-- SUPPLIED RECORDS --
%%

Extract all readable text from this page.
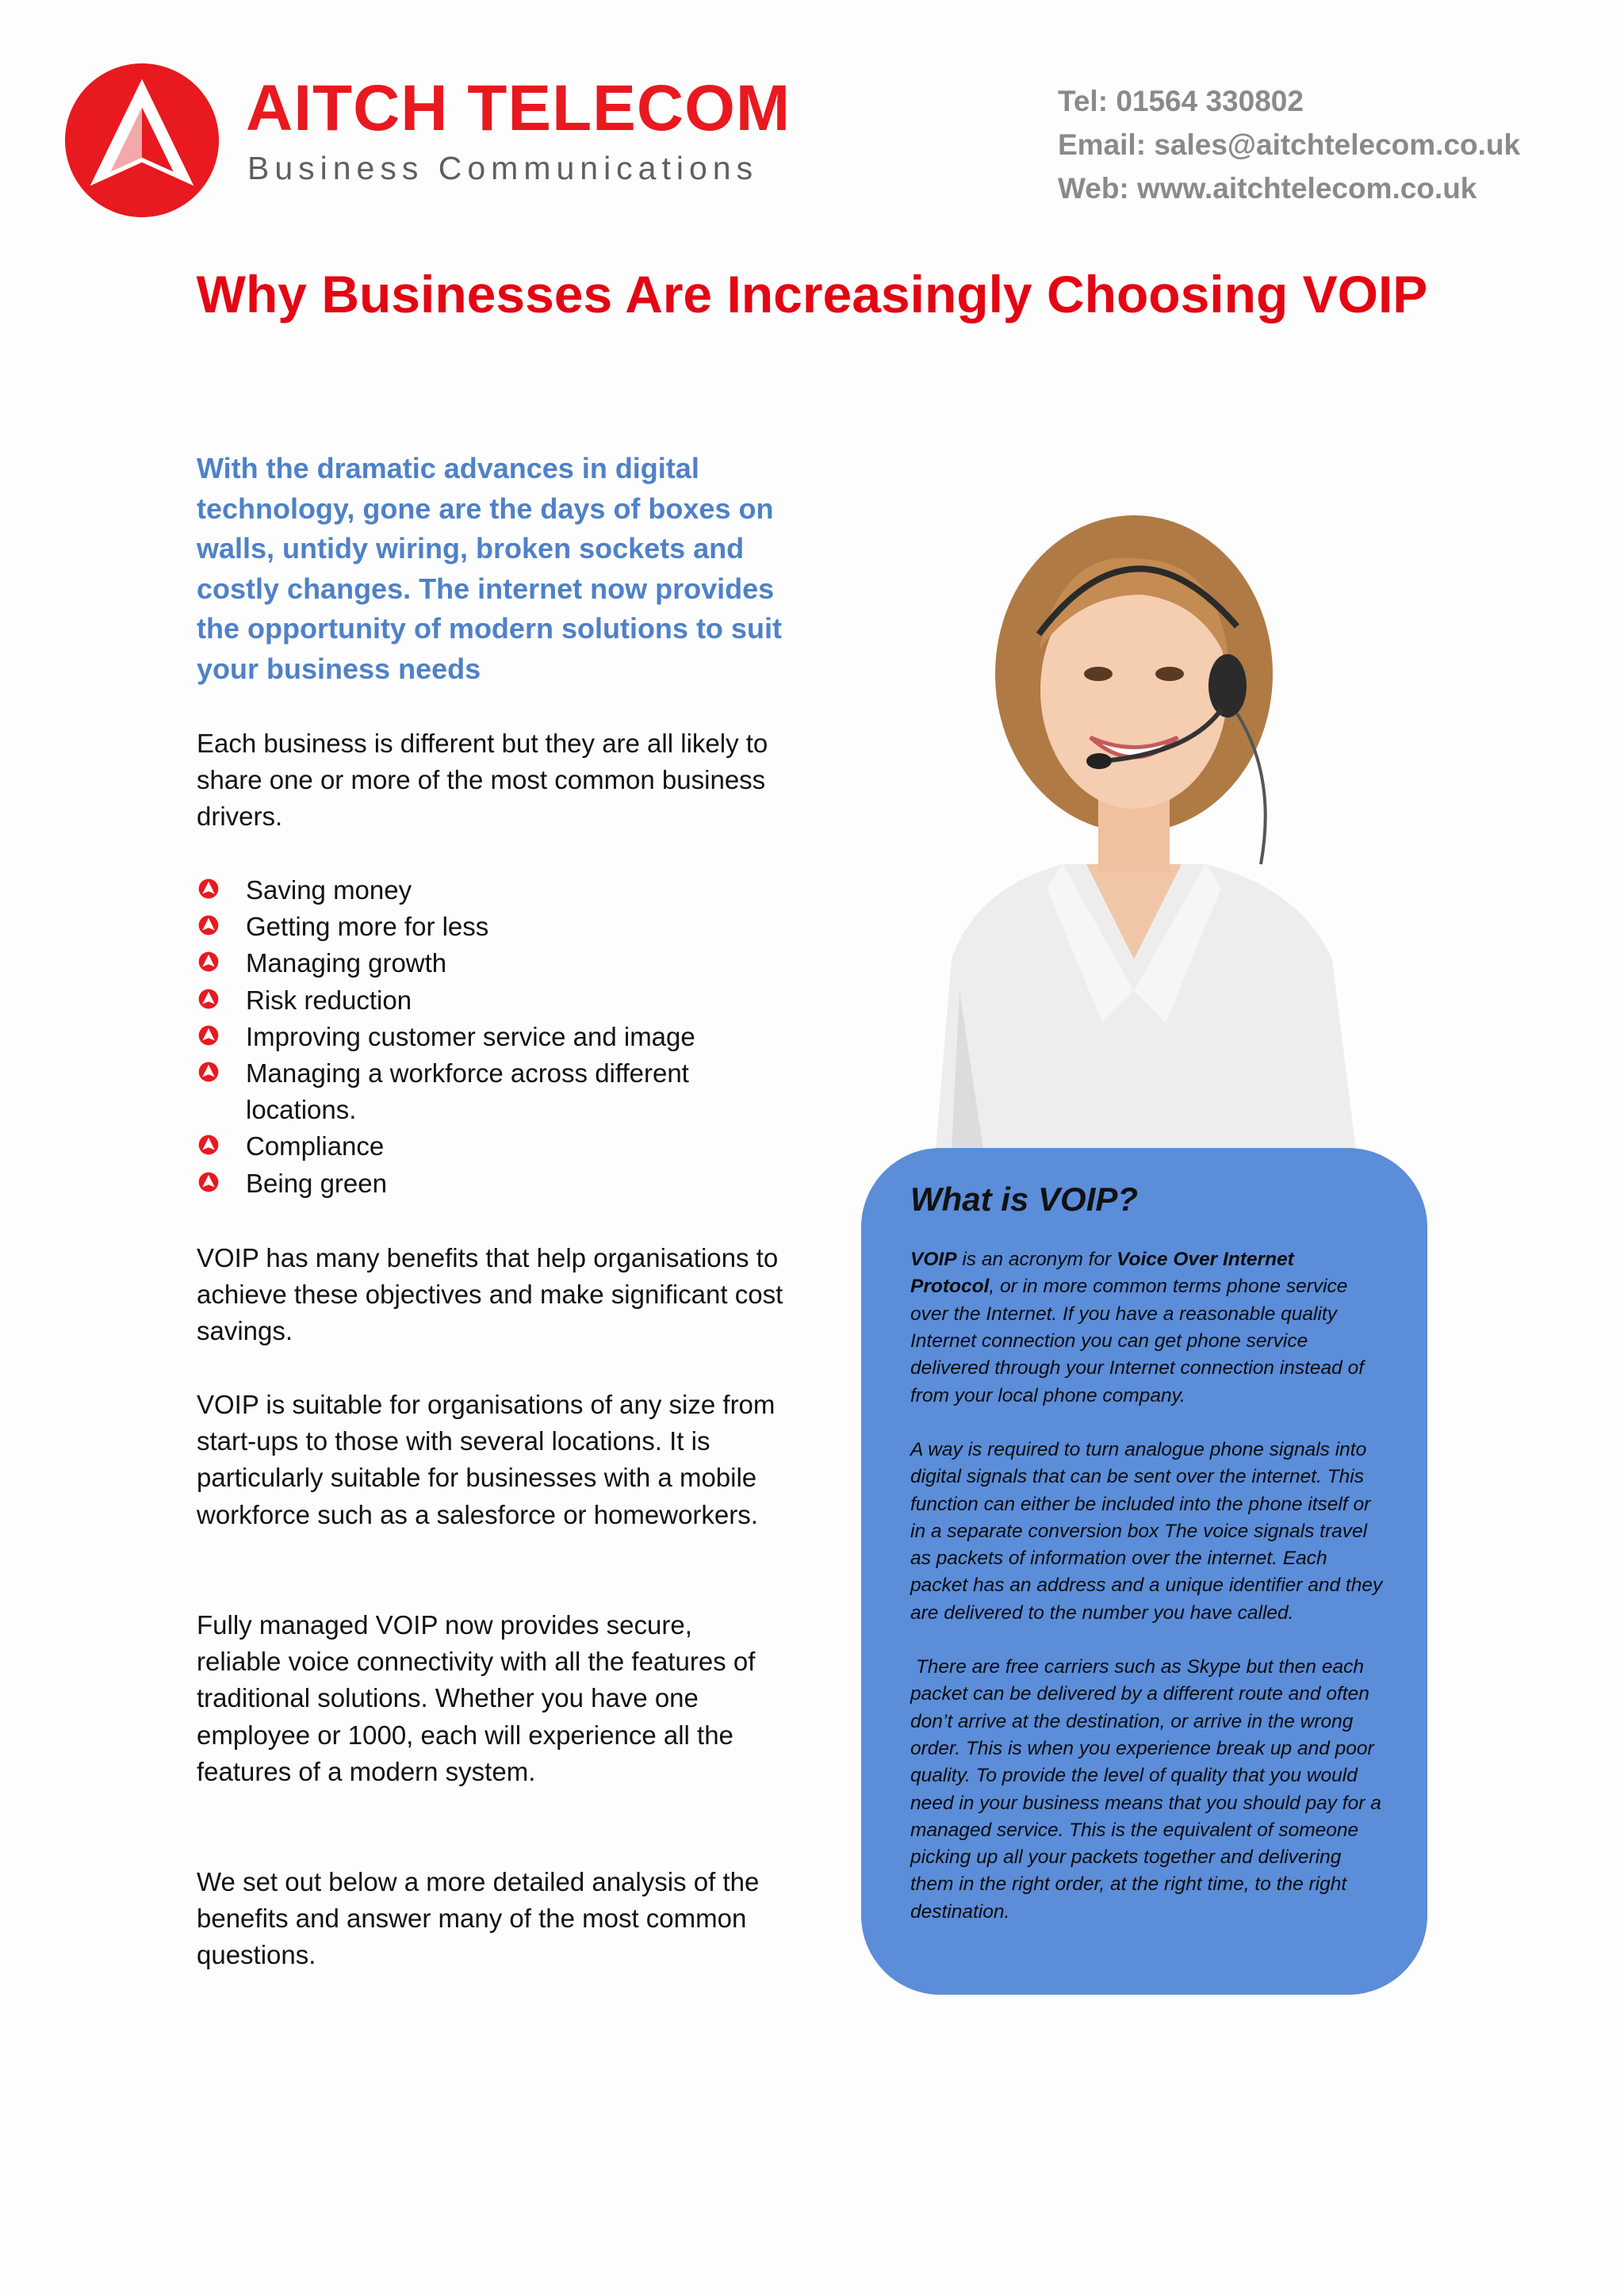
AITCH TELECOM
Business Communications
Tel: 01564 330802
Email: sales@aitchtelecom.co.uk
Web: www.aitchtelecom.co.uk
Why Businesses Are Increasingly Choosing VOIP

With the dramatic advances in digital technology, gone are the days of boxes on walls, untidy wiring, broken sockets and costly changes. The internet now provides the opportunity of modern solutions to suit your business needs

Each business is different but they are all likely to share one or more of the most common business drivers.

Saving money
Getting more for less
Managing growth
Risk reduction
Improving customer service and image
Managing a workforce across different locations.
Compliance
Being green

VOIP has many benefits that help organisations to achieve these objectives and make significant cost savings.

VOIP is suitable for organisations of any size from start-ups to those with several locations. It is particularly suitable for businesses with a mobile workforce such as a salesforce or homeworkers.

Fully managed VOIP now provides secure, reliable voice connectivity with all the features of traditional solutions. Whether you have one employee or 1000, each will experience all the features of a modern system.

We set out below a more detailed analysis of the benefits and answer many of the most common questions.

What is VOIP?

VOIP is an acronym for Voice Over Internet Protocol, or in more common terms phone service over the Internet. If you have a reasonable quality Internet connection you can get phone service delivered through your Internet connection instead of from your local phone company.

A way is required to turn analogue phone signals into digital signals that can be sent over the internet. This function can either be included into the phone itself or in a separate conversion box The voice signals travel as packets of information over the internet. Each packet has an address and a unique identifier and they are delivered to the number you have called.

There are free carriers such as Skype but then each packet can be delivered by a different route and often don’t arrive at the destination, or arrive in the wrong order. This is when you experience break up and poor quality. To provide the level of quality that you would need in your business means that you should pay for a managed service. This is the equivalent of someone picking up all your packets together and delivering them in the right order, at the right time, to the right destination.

%%
%%

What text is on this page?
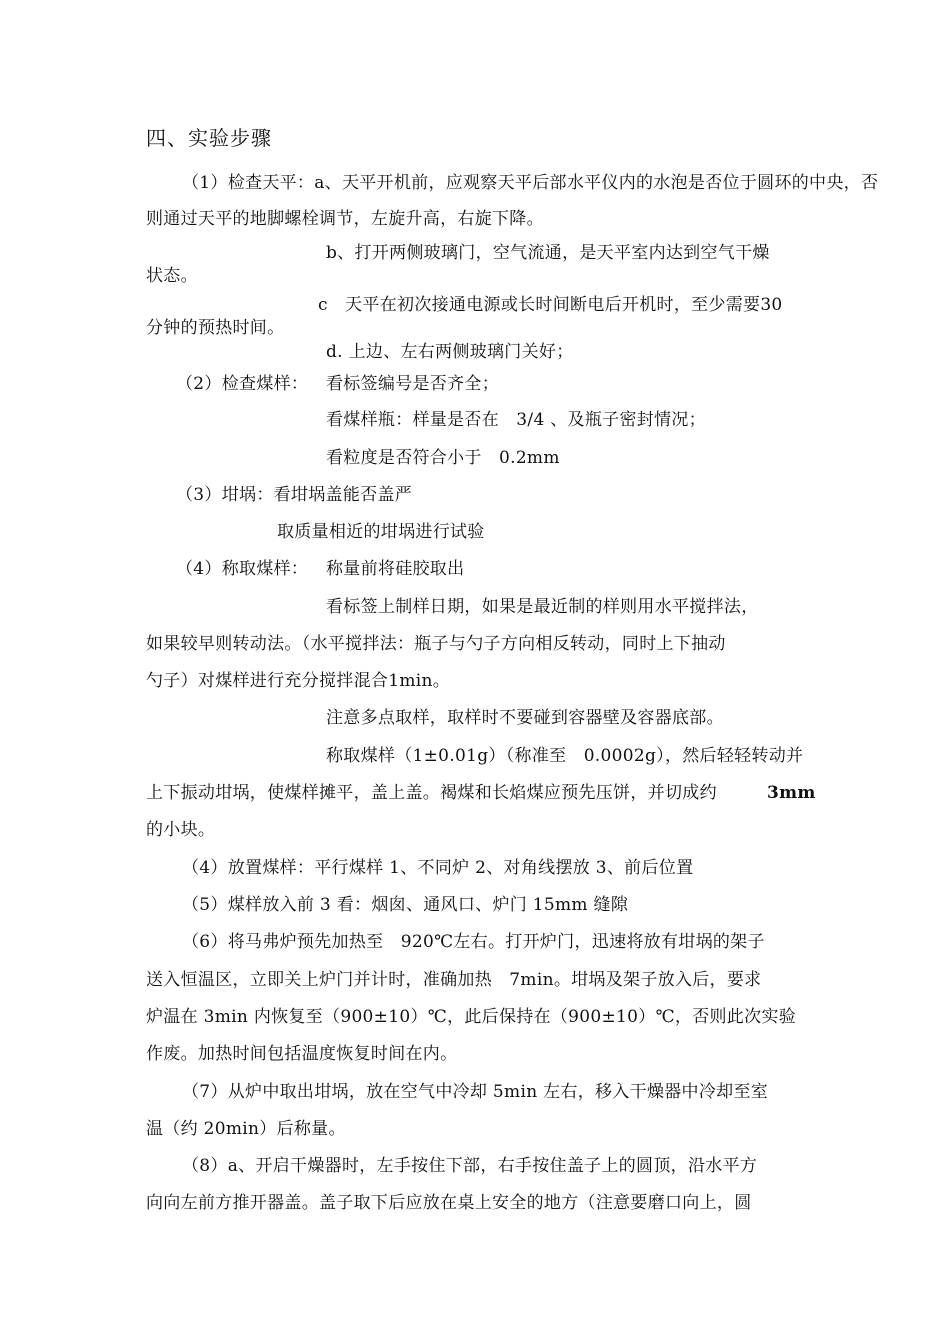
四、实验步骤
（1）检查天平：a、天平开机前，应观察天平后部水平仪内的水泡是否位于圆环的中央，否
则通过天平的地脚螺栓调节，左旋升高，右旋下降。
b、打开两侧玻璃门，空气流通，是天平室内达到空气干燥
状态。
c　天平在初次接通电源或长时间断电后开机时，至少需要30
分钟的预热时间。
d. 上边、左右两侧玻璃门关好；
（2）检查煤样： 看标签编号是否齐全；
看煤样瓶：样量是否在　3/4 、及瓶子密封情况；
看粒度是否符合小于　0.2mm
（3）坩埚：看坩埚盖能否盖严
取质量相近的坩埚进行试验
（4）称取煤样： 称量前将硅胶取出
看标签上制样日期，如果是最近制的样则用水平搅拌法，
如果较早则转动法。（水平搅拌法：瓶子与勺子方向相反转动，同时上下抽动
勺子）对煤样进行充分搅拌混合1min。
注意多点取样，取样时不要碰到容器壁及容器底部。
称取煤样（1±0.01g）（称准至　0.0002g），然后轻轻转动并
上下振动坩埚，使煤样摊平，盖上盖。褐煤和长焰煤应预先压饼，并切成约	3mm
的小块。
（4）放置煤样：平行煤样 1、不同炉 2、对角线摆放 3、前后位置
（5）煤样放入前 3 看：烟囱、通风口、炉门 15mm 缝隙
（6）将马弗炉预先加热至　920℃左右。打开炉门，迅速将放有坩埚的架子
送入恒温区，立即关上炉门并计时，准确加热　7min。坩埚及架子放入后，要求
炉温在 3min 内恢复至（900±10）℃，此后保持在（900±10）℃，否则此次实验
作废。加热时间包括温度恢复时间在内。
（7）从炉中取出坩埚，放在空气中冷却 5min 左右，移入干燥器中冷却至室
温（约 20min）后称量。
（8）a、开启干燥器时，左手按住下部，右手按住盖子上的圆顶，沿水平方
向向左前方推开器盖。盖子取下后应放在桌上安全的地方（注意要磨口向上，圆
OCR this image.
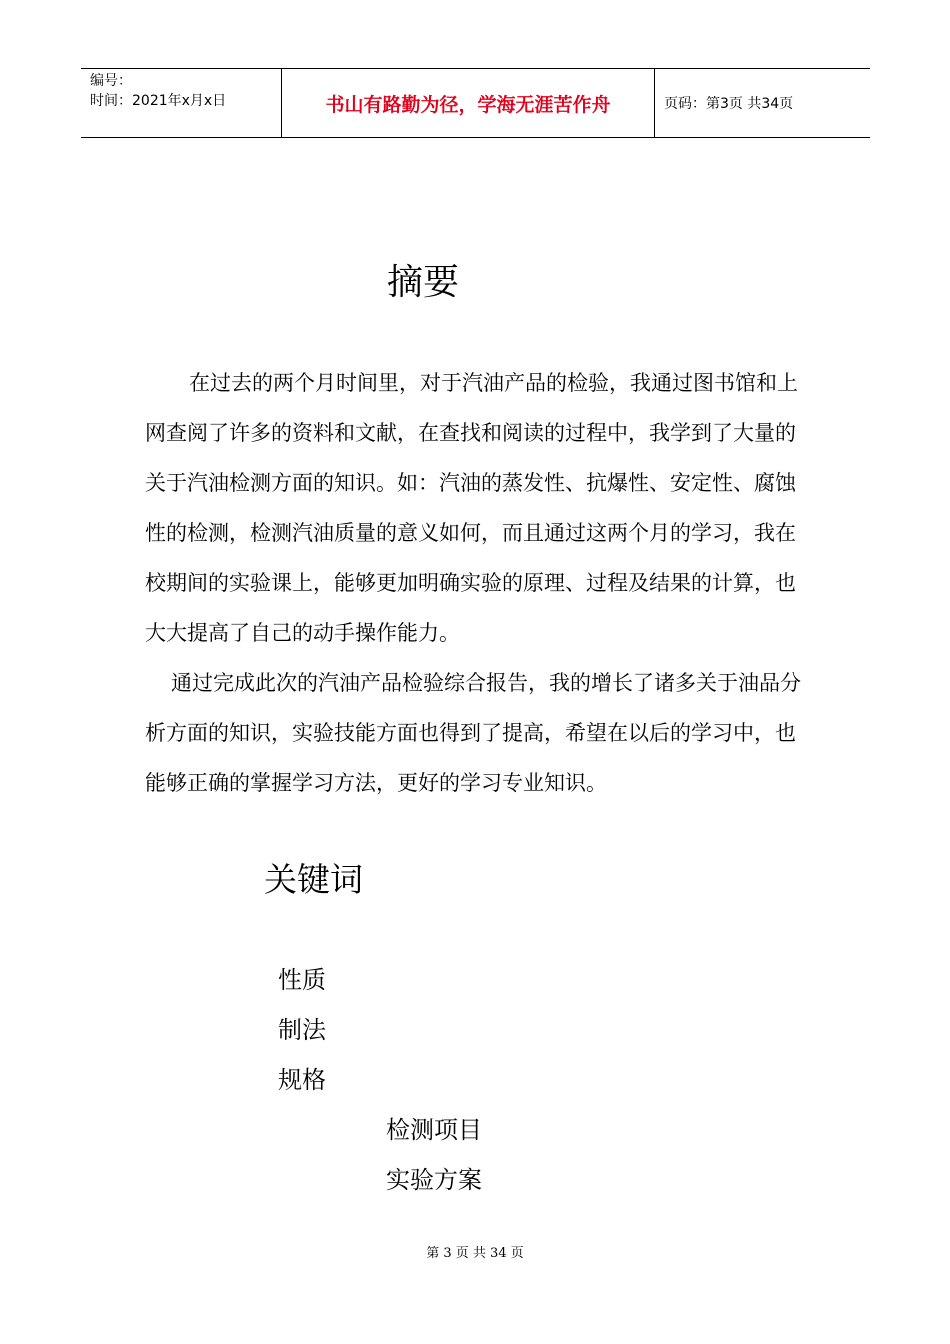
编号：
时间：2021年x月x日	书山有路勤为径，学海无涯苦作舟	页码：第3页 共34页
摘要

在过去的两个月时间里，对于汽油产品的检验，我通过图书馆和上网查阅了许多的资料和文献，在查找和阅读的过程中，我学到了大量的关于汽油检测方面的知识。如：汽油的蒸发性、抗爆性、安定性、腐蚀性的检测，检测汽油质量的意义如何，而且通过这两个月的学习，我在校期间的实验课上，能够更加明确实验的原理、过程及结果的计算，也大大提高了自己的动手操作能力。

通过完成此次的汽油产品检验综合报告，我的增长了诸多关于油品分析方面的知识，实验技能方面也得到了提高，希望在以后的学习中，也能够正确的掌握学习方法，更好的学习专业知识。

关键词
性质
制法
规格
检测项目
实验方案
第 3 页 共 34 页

%%
%%

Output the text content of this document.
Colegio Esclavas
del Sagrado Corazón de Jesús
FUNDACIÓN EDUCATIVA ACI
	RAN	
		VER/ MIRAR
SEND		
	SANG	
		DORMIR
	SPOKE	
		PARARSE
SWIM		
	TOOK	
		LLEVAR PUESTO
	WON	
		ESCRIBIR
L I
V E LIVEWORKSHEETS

%%

-- WHAT YOU NEED TO DO --
Identify the lines that contain the string "image", and copy every one of them.

-- TASK ANSWER --
Improving customer service and image
OCR this image.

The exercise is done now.